Read through the data and report every line in which the word "this" occurs.
━━━ Records to use ━━━
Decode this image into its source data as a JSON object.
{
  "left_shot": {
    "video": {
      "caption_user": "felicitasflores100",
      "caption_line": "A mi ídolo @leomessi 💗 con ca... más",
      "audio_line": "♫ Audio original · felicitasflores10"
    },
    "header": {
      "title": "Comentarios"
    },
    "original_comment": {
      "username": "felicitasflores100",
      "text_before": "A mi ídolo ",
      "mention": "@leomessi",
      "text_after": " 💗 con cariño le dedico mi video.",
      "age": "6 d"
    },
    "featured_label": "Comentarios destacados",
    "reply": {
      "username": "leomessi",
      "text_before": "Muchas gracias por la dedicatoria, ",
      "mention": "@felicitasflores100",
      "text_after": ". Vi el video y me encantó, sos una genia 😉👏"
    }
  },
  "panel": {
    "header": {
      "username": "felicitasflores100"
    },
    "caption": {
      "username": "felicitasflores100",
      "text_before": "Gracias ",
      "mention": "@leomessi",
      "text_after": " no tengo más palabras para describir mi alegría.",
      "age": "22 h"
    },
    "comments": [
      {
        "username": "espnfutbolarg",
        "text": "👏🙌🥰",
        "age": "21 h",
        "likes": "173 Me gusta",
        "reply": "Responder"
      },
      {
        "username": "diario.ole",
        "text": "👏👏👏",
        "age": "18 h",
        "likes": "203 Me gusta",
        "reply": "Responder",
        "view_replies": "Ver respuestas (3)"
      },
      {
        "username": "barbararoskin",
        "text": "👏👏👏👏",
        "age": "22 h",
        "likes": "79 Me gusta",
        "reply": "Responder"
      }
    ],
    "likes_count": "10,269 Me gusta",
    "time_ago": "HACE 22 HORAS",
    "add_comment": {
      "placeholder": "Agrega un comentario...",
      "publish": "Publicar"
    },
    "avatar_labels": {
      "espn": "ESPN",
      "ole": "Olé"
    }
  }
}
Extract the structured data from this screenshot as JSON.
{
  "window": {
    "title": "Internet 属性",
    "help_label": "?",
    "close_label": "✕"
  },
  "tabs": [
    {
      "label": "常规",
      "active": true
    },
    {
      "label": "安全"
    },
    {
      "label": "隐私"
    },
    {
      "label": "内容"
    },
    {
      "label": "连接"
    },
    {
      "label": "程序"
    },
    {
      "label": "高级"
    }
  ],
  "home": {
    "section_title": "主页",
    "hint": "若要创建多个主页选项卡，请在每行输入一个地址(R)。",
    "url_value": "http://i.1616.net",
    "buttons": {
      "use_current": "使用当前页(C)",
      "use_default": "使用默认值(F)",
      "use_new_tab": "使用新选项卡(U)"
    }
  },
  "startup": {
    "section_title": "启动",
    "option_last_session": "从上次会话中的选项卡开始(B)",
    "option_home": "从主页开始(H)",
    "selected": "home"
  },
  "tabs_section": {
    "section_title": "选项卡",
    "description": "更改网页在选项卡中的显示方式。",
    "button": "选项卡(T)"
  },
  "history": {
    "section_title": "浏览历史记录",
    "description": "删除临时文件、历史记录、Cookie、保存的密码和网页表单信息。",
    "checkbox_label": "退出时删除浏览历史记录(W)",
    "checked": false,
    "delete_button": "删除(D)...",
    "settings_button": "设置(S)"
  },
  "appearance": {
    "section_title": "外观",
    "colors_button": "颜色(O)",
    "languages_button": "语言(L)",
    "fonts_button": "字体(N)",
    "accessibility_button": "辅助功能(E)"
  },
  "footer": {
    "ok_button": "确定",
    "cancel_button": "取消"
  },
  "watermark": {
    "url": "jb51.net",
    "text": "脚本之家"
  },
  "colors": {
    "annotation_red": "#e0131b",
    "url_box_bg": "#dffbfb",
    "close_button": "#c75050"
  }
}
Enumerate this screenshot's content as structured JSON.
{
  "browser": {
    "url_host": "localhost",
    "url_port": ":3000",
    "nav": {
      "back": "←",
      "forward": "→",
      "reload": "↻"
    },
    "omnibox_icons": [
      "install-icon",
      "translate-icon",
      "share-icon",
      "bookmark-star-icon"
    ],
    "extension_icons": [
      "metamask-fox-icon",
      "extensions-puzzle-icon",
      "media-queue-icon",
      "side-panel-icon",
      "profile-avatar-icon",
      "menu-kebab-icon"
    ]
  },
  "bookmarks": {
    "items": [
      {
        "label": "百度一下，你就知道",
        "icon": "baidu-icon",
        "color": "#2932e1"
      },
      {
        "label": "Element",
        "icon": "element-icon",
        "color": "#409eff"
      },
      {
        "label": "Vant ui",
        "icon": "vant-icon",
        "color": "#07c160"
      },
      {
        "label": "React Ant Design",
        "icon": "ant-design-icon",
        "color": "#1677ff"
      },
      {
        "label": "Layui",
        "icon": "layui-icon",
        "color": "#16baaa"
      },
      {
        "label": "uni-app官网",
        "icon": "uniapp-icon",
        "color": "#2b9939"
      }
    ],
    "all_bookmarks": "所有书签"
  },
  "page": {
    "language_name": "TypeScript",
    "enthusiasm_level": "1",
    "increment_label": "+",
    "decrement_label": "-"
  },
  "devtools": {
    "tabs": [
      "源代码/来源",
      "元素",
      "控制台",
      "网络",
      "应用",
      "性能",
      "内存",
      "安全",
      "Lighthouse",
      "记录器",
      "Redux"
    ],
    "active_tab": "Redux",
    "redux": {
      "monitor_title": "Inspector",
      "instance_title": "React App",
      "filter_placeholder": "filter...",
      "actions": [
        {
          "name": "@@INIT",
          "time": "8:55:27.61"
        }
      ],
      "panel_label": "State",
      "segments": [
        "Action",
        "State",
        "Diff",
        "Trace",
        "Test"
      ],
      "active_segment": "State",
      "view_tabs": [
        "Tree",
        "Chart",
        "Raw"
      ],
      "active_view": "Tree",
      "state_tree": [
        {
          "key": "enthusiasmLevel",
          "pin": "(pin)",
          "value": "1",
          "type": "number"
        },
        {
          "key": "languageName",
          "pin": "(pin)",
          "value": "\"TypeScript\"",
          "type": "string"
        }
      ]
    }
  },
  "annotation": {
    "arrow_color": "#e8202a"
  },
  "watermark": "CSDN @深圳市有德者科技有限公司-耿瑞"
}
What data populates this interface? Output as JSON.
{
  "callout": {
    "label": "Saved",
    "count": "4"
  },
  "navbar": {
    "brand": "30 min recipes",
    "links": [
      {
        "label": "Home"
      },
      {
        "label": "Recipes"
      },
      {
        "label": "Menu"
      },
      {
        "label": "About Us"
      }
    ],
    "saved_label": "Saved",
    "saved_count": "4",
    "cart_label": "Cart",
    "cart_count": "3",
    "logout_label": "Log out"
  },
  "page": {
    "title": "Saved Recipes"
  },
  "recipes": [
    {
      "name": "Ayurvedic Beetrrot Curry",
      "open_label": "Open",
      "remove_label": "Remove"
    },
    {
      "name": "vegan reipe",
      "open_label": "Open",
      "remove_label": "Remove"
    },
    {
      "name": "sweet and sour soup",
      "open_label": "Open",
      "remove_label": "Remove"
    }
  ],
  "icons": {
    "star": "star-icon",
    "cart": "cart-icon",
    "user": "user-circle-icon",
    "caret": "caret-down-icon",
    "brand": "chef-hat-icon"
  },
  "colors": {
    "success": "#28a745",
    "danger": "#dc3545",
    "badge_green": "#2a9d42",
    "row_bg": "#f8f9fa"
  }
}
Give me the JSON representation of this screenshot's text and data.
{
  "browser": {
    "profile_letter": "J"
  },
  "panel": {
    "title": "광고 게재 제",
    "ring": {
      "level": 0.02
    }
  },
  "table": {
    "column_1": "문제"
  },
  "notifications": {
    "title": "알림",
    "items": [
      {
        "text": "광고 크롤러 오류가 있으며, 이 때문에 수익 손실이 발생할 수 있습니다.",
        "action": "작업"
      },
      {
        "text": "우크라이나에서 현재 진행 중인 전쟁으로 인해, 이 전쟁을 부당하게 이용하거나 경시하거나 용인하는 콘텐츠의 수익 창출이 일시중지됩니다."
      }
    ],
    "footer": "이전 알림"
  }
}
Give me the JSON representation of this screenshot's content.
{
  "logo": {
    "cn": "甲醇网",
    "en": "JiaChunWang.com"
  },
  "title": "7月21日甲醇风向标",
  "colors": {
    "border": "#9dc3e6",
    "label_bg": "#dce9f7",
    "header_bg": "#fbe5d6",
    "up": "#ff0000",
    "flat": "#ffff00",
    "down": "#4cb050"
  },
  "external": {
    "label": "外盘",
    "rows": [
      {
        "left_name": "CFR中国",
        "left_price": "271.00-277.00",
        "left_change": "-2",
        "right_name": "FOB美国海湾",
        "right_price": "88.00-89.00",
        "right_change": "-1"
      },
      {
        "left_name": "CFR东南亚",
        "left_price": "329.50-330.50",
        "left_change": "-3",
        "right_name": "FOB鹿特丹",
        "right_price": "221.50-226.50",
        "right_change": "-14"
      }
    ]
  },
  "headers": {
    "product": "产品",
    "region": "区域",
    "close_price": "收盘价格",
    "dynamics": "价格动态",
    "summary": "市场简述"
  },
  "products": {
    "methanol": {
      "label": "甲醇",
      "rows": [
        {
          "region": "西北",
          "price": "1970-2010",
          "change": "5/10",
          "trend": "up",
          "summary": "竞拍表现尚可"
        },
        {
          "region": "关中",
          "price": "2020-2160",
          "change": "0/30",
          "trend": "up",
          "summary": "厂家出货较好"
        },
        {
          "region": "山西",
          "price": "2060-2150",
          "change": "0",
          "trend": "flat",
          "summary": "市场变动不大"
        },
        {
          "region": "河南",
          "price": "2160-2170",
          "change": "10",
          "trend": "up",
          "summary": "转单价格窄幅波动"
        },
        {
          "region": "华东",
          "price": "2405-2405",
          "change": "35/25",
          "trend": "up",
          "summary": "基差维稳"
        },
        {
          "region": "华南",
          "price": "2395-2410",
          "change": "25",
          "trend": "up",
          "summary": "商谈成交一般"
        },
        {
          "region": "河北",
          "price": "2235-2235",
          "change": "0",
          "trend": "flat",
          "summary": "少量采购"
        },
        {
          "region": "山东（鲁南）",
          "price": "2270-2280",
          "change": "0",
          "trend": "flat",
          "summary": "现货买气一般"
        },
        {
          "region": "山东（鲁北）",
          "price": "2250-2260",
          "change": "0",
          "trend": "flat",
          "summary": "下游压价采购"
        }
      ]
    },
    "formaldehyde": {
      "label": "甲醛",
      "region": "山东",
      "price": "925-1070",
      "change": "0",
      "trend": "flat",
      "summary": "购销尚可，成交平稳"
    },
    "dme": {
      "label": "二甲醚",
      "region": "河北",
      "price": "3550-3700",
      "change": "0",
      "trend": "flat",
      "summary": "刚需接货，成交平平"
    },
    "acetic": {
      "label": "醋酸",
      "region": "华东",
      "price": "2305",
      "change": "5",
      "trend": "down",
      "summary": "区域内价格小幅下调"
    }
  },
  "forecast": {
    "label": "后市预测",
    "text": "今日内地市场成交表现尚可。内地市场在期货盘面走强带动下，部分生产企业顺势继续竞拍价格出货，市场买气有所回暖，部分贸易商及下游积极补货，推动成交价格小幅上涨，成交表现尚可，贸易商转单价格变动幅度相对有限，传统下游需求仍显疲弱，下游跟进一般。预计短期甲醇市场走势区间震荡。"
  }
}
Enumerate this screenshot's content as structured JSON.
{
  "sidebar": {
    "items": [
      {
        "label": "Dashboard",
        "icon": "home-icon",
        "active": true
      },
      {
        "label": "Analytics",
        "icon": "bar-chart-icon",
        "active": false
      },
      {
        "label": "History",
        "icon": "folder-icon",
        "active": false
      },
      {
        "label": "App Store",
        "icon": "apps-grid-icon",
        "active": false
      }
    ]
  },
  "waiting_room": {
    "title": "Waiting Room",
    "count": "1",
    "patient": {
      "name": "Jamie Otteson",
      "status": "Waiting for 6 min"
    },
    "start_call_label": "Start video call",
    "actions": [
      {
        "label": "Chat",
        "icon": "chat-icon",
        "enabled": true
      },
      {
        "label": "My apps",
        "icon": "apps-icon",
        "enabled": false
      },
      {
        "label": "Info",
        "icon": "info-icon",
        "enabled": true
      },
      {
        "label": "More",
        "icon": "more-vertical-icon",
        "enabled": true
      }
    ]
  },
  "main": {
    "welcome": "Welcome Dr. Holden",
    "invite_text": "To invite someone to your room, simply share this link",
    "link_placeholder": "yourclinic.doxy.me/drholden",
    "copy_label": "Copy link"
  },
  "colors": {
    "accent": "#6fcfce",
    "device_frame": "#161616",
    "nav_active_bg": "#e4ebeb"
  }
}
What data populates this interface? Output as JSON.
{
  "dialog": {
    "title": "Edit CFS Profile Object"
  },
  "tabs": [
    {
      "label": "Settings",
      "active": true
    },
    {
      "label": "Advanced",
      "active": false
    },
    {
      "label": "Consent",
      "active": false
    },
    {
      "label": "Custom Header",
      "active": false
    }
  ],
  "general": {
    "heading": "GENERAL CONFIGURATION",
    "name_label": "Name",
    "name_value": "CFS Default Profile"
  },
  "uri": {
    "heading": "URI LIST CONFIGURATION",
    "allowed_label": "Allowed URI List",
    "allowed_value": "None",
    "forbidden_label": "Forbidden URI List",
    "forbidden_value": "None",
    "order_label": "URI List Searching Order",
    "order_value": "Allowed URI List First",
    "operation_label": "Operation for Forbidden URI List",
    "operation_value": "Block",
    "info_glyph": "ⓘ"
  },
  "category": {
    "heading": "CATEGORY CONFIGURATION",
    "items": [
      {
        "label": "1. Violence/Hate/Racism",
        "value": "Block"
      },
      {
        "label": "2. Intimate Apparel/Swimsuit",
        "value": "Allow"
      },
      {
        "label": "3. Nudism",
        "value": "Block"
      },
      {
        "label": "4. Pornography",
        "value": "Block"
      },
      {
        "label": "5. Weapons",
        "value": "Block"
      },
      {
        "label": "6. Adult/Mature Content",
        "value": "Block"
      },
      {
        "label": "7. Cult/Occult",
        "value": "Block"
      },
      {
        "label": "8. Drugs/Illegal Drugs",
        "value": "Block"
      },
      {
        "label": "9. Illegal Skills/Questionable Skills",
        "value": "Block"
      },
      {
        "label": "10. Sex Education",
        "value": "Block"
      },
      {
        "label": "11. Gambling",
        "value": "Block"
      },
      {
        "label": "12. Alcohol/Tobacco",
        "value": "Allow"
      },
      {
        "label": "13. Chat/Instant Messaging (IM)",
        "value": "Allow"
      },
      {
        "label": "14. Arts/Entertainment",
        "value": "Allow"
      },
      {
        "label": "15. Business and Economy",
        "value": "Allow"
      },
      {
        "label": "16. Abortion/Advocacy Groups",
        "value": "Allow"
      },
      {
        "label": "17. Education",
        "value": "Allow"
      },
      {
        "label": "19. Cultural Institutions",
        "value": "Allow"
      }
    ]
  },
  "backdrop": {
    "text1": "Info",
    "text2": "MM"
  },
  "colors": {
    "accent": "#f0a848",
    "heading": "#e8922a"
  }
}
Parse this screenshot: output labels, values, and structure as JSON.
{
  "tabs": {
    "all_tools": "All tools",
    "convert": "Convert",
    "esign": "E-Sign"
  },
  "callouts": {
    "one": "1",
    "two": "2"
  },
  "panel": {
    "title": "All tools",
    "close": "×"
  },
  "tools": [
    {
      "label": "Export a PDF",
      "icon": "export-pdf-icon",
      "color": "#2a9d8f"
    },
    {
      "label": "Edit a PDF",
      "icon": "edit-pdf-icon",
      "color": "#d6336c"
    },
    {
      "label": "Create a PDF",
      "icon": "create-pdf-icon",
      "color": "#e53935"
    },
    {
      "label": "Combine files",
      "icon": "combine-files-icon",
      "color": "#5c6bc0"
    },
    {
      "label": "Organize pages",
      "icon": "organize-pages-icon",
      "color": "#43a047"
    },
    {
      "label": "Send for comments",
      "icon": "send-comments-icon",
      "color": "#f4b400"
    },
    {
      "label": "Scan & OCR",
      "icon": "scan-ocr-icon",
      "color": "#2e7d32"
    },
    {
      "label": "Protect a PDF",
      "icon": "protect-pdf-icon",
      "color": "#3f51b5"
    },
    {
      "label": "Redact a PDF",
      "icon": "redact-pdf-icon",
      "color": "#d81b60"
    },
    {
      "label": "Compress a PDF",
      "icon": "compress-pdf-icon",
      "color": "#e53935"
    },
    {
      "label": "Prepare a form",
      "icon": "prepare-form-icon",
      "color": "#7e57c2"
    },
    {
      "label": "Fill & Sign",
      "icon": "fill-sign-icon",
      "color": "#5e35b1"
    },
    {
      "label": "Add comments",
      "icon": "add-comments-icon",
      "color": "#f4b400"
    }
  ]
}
━━━
● Final result:
Decode this image into its source data as a JSON object.
Extract the structured data from this screenshot as JSON.
Enumerate this screenshot's content as structured JSON.
What data populates this interface? Output as JSON.
Give me the JSON representation of this screenshot's text and data.
Give me the JSON representation of this screenshot's content.
Enumerate this screenshot's content as structured JSON.
    "invite_text": "To invite someone to your room, simply share this link",
What data populates this interface? Output as JSON.
Parse this screenshot: output labels, values, and structure as JSON.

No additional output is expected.